STATED TASK ->
Return all lines from the listing below in which the string "Tools" occurs.

TASK INPUT ->

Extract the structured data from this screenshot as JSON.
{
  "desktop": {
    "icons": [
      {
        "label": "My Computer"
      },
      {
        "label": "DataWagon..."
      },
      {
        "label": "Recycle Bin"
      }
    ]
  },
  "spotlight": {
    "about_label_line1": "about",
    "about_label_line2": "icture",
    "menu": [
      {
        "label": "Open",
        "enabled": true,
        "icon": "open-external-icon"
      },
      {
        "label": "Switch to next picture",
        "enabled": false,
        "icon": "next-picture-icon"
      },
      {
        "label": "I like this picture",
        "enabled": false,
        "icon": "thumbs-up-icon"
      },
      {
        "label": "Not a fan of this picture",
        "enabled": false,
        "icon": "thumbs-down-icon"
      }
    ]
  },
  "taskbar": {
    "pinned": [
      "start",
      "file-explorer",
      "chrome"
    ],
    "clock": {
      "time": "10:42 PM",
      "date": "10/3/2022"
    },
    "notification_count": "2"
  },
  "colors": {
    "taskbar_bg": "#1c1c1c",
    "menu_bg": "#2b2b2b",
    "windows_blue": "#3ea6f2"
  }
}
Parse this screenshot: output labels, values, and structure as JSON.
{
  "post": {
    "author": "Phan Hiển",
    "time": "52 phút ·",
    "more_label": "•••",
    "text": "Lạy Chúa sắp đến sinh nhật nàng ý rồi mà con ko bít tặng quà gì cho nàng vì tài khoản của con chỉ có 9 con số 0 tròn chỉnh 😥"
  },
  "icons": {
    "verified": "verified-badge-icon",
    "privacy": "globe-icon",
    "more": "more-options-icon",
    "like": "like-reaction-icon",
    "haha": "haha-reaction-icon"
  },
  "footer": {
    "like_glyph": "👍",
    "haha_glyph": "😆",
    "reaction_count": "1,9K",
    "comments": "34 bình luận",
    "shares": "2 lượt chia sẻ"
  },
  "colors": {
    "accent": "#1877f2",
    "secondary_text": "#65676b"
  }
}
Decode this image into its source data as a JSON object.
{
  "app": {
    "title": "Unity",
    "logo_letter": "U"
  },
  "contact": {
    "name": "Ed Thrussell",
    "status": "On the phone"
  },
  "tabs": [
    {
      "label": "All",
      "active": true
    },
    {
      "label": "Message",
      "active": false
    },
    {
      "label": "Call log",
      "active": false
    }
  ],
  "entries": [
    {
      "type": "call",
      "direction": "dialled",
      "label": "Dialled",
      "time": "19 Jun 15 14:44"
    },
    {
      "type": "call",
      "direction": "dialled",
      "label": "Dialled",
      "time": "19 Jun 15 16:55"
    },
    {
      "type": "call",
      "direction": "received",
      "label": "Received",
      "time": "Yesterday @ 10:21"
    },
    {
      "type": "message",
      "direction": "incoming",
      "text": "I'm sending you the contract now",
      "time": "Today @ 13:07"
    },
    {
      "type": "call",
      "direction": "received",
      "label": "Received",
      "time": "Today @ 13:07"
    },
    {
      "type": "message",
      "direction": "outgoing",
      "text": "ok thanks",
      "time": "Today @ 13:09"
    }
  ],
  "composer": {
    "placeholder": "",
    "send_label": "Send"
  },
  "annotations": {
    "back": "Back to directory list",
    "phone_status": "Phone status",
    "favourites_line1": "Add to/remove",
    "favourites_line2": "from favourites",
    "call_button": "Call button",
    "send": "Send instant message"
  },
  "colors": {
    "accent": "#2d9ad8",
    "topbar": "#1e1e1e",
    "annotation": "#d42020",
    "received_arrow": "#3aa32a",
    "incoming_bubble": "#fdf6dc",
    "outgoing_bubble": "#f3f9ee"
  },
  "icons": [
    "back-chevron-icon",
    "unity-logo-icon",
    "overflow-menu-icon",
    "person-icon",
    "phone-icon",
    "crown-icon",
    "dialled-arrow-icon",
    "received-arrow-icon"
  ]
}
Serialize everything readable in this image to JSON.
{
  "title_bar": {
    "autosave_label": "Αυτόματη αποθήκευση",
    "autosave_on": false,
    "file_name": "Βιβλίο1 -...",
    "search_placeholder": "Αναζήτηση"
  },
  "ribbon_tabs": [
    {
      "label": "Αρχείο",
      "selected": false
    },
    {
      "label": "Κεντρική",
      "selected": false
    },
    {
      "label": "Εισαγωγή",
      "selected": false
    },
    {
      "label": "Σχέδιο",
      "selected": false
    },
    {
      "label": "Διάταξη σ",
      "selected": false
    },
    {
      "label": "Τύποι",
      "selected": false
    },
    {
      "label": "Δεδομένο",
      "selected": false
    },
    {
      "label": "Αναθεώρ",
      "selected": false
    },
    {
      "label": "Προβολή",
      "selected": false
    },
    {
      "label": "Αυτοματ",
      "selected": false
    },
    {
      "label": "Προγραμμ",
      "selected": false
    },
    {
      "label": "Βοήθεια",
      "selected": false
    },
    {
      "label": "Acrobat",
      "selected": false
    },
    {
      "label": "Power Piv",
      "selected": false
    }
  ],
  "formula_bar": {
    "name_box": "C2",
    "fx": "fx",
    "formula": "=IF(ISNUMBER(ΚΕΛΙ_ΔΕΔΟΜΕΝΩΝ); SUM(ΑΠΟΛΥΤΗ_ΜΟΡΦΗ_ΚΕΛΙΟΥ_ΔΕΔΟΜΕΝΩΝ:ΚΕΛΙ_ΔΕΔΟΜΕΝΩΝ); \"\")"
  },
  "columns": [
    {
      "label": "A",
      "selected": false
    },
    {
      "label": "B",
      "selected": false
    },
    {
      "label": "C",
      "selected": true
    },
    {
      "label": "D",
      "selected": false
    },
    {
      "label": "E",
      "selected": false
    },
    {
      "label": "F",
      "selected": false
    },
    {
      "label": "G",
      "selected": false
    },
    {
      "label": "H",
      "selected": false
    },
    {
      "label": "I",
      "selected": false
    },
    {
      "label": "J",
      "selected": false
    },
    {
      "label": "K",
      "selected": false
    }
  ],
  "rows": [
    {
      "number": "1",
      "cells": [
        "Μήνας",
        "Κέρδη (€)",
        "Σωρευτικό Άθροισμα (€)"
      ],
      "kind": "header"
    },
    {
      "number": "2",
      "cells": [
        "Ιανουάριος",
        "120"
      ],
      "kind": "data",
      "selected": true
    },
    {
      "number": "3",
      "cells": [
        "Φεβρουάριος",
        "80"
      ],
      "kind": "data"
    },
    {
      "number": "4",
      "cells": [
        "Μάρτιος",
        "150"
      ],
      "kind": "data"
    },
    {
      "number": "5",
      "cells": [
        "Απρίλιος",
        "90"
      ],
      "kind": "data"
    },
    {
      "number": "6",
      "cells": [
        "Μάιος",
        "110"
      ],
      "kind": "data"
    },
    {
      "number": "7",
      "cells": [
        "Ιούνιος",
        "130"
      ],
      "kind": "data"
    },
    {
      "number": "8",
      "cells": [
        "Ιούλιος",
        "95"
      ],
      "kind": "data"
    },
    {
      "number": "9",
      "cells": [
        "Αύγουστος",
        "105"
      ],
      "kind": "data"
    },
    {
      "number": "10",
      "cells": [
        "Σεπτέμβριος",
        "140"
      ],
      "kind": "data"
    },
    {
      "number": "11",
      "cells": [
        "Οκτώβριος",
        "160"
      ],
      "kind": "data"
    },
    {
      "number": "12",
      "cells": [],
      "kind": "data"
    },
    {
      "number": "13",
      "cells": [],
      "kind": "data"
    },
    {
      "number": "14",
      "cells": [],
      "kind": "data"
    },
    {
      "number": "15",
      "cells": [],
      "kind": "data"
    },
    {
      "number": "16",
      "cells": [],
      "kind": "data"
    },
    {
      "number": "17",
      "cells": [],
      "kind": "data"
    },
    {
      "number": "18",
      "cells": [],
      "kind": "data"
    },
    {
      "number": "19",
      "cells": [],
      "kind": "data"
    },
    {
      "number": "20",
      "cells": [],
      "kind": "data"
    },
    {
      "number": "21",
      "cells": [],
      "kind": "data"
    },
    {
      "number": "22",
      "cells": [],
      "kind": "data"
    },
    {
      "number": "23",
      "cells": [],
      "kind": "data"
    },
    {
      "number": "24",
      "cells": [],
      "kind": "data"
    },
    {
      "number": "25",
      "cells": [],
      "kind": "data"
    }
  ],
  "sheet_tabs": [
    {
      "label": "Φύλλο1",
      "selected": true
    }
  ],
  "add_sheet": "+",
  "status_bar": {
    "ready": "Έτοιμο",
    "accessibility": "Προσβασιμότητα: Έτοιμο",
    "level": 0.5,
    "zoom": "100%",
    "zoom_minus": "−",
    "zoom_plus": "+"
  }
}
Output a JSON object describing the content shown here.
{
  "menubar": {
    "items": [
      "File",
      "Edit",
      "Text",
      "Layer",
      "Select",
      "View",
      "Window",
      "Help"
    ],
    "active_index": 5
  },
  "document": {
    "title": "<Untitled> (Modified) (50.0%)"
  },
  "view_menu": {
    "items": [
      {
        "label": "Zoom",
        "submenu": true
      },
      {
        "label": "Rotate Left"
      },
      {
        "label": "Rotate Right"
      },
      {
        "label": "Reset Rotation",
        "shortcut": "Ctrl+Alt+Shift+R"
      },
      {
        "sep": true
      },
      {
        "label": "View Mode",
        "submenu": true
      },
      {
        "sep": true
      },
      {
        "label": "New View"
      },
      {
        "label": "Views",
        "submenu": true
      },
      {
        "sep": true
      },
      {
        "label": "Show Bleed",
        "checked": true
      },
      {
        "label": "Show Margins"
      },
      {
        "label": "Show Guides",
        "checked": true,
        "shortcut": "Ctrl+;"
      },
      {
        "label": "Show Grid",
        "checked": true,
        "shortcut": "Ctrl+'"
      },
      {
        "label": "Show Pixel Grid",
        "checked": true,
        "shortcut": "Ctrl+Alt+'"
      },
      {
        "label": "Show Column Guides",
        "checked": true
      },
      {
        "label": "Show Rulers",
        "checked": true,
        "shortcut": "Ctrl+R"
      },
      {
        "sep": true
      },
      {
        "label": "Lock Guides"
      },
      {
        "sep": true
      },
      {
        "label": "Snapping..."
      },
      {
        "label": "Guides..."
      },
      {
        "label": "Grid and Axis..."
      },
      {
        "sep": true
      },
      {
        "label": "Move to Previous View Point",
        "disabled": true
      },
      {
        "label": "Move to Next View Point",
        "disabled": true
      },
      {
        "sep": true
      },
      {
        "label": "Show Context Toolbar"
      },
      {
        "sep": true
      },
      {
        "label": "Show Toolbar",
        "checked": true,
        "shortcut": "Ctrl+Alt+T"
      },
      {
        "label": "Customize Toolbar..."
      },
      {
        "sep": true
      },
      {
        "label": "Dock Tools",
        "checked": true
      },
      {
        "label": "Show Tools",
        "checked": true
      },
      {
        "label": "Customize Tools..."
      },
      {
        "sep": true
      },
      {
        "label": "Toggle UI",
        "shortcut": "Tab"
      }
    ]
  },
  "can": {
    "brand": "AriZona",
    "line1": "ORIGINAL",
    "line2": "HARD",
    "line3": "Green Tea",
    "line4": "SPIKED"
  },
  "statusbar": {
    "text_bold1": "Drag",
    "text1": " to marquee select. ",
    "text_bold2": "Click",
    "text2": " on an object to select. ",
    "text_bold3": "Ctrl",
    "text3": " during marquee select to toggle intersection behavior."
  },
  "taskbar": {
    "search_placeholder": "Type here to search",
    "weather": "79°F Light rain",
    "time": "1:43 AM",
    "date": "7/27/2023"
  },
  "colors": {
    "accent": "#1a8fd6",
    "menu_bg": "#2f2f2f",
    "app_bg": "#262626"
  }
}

RESULT OF THIS EXERCISE ->
        "label": "Dock Tools",
        "label": "Show Tools",
        "label": "Customize Tools..."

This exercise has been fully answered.